Collected data:
**********

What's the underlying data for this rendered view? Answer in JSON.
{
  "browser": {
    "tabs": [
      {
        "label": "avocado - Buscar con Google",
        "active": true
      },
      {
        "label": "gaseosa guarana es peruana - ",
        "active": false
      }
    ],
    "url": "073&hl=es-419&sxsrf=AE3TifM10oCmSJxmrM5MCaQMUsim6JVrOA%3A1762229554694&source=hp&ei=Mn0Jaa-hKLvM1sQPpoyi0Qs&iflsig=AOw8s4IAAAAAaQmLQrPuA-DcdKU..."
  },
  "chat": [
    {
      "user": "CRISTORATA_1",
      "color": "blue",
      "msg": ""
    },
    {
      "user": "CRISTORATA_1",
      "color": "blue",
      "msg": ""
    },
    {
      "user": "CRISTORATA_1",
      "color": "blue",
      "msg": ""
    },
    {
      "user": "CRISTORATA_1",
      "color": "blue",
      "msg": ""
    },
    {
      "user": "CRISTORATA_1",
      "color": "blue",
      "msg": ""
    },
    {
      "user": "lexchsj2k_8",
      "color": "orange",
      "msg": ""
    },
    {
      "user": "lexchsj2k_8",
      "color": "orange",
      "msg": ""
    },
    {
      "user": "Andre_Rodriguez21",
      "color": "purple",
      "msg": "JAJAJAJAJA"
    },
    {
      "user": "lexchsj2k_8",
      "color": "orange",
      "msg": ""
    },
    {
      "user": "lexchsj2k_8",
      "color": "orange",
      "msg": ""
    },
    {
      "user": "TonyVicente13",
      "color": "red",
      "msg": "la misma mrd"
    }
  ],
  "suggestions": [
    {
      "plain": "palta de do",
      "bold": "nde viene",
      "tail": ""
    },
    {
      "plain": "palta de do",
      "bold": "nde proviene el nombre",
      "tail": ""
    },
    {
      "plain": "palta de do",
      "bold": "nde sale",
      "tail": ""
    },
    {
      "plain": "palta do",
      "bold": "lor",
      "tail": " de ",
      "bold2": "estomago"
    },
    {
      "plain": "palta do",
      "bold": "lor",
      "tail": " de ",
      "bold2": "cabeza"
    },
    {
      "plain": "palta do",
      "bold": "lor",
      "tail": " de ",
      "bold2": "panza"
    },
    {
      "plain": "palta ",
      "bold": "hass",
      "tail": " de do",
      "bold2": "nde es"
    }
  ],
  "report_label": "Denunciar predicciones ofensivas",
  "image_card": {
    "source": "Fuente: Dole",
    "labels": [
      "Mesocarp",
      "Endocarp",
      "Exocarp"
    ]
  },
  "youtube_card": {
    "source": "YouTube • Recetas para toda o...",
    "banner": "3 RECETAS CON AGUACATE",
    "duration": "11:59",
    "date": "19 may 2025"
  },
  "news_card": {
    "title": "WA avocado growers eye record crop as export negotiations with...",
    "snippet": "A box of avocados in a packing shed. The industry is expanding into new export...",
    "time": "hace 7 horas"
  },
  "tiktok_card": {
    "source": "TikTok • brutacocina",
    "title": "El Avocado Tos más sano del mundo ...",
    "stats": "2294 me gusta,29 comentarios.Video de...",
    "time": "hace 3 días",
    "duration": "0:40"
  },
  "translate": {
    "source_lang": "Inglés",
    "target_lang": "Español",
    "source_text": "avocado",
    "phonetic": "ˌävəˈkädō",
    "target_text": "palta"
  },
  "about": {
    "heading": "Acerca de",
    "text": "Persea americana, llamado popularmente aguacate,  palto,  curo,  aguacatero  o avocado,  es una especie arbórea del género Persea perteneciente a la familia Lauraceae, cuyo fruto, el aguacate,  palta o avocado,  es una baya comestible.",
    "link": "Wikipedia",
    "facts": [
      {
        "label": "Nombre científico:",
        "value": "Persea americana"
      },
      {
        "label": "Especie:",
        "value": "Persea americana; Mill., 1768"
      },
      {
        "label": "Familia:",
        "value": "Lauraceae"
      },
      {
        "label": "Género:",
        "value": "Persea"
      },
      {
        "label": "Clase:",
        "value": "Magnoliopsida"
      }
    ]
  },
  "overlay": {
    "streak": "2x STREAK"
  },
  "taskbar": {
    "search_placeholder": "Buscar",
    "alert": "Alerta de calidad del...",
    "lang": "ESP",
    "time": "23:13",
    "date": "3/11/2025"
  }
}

**********

* [Aim]: Search the material above for "export". Pull out each line where it shows up.

* [Response for this exercise]:
    "title": "WA avocado growers eye record crop as export negotiations with...",
    "snippet": "A box of avocados in a packing shed. The industry is expanding into new export...",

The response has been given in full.